■ The exercise
Gather every line holding the string "this".

■ Stored data
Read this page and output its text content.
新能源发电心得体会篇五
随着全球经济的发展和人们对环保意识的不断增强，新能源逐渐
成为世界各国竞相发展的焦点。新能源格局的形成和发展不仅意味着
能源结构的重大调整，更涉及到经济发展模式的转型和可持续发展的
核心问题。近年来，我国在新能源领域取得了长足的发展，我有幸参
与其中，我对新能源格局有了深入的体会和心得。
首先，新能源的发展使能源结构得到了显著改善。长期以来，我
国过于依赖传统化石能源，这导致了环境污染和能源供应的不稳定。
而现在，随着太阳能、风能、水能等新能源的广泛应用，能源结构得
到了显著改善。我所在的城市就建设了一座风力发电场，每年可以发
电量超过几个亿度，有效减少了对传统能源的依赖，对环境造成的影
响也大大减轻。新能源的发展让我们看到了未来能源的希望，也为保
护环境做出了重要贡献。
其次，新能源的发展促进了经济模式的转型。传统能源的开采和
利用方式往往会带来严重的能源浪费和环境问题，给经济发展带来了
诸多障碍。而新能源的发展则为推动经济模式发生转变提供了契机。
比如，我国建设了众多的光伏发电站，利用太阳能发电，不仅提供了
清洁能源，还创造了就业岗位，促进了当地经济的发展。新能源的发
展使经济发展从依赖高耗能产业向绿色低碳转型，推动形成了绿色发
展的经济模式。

--

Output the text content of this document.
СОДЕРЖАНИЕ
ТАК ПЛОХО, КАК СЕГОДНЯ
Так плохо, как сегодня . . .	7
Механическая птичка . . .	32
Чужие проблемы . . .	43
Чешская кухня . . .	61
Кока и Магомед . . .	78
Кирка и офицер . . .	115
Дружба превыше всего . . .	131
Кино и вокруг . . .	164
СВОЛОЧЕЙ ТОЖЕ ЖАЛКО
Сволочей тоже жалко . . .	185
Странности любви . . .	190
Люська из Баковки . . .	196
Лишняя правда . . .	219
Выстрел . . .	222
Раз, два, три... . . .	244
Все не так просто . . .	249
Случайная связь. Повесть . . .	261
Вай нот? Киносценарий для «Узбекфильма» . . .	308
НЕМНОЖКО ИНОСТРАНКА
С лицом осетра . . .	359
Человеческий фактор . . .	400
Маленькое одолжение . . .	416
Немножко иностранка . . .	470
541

---

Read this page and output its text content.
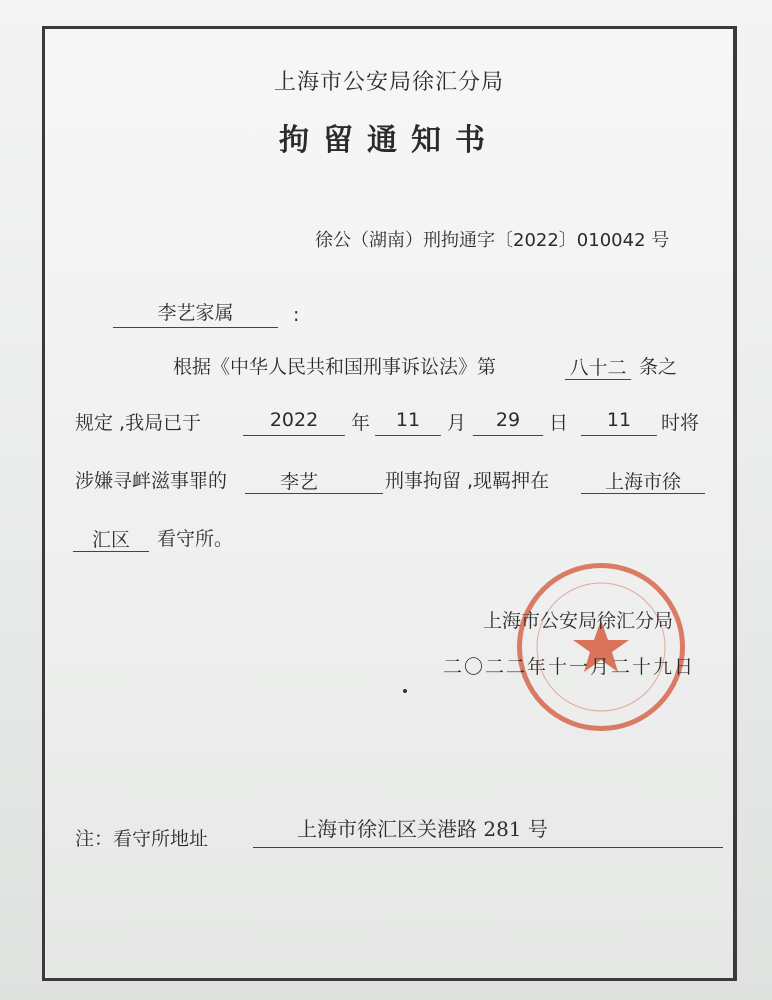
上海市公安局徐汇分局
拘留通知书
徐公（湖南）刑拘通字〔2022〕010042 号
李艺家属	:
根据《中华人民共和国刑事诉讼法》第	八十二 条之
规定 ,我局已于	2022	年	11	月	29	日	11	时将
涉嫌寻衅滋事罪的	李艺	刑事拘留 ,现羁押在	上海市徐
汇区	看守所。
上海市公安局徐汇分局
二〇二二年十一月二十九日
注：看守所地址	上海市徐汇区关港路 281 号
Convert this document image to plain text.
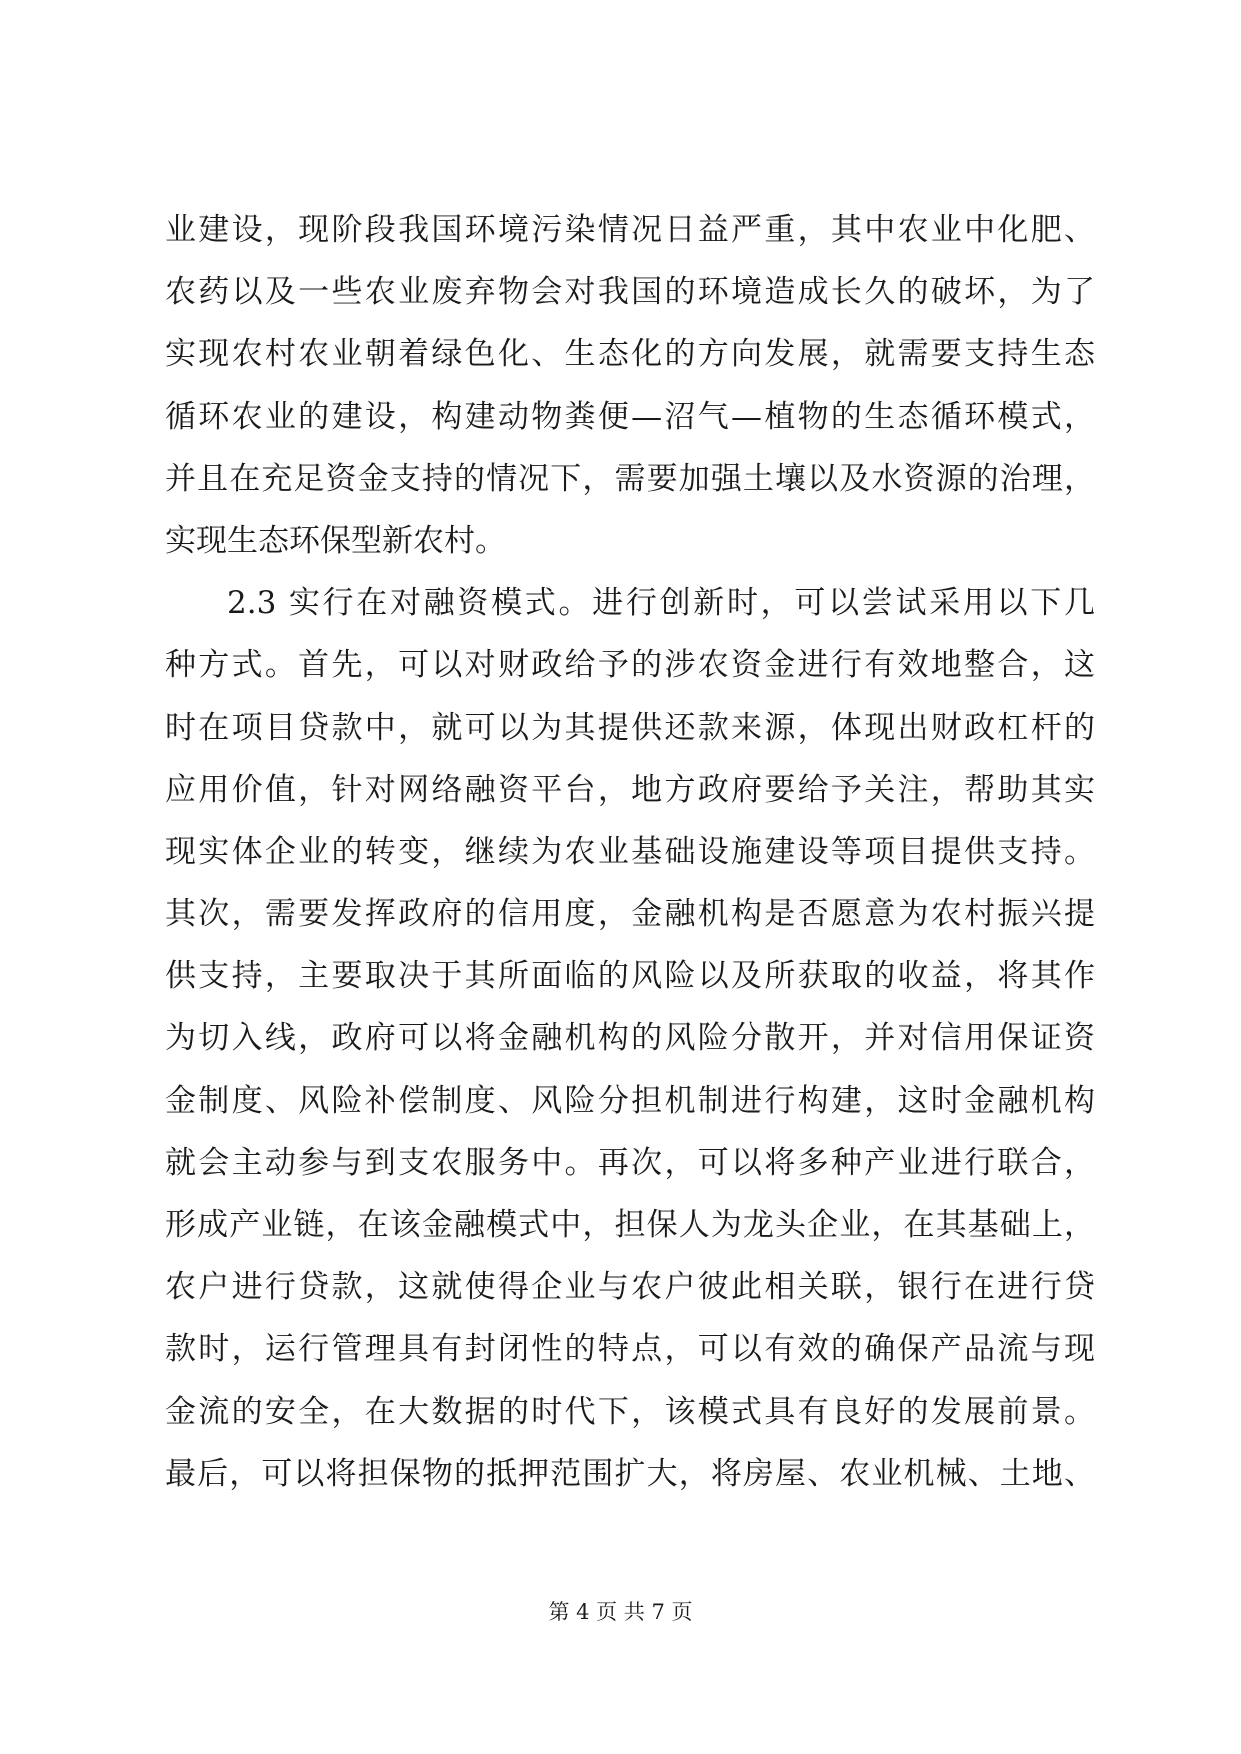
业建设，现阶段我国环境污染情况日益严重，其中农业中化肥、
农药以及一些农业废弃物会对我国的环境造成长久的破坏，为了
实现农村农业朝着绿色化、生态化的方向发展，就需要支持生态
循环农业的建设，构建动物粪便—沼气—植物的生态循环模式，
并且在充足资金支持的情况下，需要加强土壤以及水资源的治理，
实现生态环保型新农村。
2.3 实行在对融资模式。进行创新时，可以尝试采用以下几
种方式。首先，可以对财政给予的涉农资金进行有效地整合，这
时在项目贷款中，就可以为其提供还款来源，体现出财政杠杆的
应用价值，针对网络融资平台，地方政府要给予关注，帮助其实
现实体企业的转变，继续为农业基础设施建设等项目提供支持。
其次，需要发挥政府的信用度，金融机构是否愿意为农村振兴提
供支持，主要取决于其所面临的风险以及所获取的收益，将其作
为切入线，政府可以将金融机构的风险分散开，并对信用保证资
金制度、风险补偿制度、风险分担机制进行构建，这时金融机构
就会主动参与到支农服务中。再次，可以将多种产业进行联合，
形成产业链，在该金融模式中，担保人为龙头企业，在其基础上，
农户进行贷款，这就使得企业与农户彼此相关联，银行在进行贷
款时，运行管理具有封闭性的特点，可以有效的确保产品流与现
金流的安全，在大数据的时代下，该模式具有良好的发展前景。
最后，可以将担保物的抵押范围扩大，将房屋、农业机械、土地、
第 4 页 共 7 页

■ Correct response
Read this page and output its text content.
Output the text content of this document.
Read this page and output its text content.
Convert this document image to plain text.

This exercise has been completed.